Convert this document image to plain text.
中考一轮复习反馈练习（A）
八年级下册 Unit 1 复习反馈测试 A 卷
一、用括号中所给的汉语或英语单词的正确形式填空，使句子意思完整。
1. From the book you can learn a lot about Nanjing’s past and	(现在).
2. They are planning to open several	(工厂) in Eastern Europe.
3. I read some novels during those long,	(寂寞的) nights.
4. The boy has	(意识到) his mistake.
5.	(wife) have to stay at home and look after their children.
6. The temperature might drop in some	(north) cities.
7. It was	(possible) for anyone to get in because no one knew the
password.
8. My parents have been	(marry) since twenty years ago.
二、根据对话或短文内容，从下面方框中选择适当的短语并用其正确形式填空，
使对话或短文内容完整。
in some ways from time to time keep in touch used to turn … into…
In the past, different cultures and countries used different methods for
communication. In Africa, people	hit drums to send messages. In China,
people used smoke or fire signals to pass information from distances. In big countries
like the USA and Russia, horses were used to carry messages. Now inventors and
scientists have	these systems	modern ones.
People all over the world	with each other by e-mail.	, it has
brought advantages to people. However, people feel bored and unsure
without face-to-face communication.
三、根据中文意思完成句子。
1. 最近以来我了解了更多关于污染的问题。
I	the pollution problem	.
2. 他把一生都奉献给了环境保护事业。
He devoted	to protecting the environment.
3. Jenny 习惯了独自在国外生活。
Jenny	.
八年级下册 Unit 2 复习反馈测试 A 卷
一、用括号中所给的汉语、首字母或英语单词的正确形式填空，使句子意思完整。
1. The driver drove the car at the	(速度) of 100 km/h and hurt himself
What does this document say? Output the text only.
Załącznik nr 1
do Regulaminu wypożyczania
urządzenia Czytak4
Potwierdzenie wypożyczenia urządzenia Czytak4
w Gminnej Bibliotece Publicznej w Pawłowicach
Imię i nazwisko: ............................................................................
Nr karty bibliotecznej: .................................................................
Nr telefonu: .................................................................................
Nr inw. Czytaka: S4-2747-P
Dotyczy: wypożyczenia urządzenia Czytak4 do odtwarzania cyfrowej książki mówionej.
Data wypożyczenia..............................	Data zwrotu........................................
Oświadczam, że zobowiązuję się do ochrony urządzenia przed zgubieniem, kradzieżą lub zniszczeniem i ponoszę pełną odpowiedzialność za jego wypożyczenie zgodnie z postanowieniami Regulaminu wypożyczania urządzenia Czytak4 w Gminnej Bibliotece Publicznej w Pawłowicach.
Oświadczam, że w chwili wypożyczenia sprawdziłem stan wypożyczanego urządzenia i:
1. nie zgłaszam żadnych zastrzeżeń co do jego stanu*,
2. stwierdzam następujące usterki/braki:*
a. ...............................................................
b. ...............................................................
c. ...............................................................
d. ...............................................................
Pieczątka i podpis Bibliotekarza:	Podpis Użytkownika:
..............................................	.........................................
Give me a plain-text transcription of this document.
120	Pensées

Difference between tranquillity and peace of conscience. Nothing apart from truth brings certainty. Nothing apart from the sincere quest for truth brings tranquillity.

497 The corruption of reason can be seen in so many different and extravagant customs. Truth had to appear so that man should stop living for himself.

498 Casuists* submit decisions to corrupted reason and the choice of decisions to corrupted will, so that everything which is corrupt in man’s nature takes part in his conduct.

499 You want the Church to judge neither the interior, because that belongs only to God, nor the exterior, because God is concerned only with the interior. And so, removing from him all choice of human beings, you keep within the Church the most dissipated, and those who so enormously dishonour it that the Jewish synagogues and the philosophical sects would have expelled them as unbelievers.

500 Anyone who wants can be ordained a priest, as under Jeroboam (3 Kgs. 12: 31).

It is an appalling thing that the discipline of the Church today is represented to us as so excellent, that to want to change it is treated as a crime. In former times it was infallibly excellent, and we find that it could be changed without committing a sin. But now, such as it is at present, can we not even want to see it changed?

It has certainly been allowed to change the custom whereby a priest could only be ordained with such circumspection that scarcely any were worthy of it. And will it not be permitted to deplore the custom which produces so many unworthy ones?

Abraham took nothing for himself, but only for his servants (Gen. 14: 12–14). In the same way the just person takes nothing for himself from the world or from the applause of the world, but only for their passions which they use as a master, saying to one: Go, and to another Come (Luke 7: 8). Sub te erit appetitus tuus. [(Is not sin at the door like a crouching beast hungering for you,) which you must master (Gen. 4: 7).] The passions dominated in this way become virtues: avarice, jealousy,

• • •

Return all of the entries exactly as written.

* Solution for this task *
Convert this document image to plain text.
中考一轮复习反馈练习（A）
八年级下册 Unit 1 复习反馈测试 A 卷
一、用括号中所给的汉语或英语单词的正确形式填空，使句子意思完整。
1. From the book you can learn a lot about Nanjing’s past and	(现在).
2. They are planning to open several	(工厂) in Eastern Europe.
3. I read some novels during those long,	(寂寞的) nights.
4. The boy has	(意识到) his mistake.
5.	(wife) have to stay at home and look after their children.
6. The temperature might drop in some	(north) cities.
7. It was	(possible) for anyone to get in because no one knew the
password.
8. My parents have been	(marry) since twenty years ago.
二、根据对话或短文内容，从下面方框中选择适当的短语并用其正确形式填空，
使对话或短文内容完整。
in some ways from time to time keep in touch used to turn … into…
In the past, different cultures and countries used different methods for
communication. In Africa, people	hit drums to send messages. In China,
people used smoke or fire signals to pass information from distances. In big countries
like the USA and Russia, horses were used to carry messages. Now inventors and
scientists have	these systems	modern ones.
People all over the world	with each other by e-mail.	, it has
brought advantages to people. However, people feel bored and unsure
without face-to-face communication.
三、根据中文意思完成句子。
1. 最近以来我了解了更多关于污染的问题。
I	the pollution problem	.
2. 他把一生都奉献给了环境保护事业。
He devoted	to protecting the environment.
3. Jenny 习惯了独自在国外生活。
Jenny	.
八年级下册 Unit 2 复习反馈测试 A 卷
一、用括号中所给的汉语、首字母或英语单词的正确形式填空，使句子意思完整。
1. The driver drove the car at the	(速度) of 100 km/h and hurt himself
What does this document say? Output the text only.
Załącznik nr 1
do Regulaminu wypożyczania
urządzenia Czytak4
Potwierdzenie wypożyczenia urządzenia Czytak4
w Gminnej Bibliotece Publicznej w Pawłowicach
Imię i nazwisko: ............................................................................
Nr karty bibliotecznej: .................................................................
Nr telefonu: .................................................................................
Nr inw. Czytaka: S4-2747-P
Dotyczy: wypożyczenia urządzenia Czytak4 do odtwarzania cyfrowej książki mówionej.
Data wypożyczenia..............................	Data zwrotu........................................
Oświadczam, że zobowiązuję się do ochrony urządzenia przed zgubieniem, kradzieżą lub zniszczeniem i ponoszę pełną odpowiedzialność za jego wypożyczenie zgodnie z postanowieniami Regulaminu wypożyczania urządzenia Czytak4 w Gminnej Bibliotece Publicznej w Pawłowicach.
Oświadczam, że w chwili wypożyczenia sprawdziłem stan wypożyczanego urządzenia i:
1. nie zgłaszam żadnych zastrzeżeń co do jego stanu*,
2. stwierdzam następujące usterki/braki:*
a. ...............................................................
b. ...............................................................
c. ...............................................................
d. ...............................................................
Pieczątka i podpis Bibliotekarza:	Podpis Użytkownika:
..............................................	.........................................
Give me a plain-text transcription of this document.
120	Pensées

Difference between tranquillity and peace of conscience. Nothing apart from truth brings certainty. Nothing apart from the sincere quest for truth brings tranquillity.

497 The corruption of reason can be seen in so many different and extravagant customs. Truth had to appear so that man should stop living for himself.

498 Casuists* submit decisions to corrupted reason and the choice of decisions to corrupted will, so that everything which is corrupt in man’s nature takes part in his conduct.

499 You want the Church to judge neither the interior, because that belongs only to God, nor the exterior, because God is concerned only with the interior. And so, removing from him all choice of human beings, you keep within the Church the most dissipated, and those who so enormously dishonour it that the Jewish synagogues and the philosophical sects would have expelled them as unbelievers.

500 Anyone who wants can be ordained a priest, as under Jeroboam (3 Kgs. 12: 31).

It is an appalling thing that the discipline of the Church today is represented to us as so excellent, that to want to change it is treated as a crime. In former times it was infallibly excellent, and we find that it could be changed without committing a sin. But now, such as it is at present, can we not even want to see it changed?

It has certainly been allowed to change the custom whereby a priest could only be ordained with such circumspection that scarcely any were worthy of it. And will it not be permitted to deplore the custom which produces so many unworthy ones?

Abraham took nothing for himself, but only for his servants (Gen. 14: 12–14). In the same way the just person takes nothing for himself from the world or from the applause of the world, but only for their passions which they use as a master, saying to one: Go, and to another Come (Luke 7: 8). Sub te erit appetitus tuus. [(Is not sin at the door like a crouching beast hungering for you,) which you must master (Gen. 4: 7).] The passions dominated in this way become virtues: avarice, jealousy,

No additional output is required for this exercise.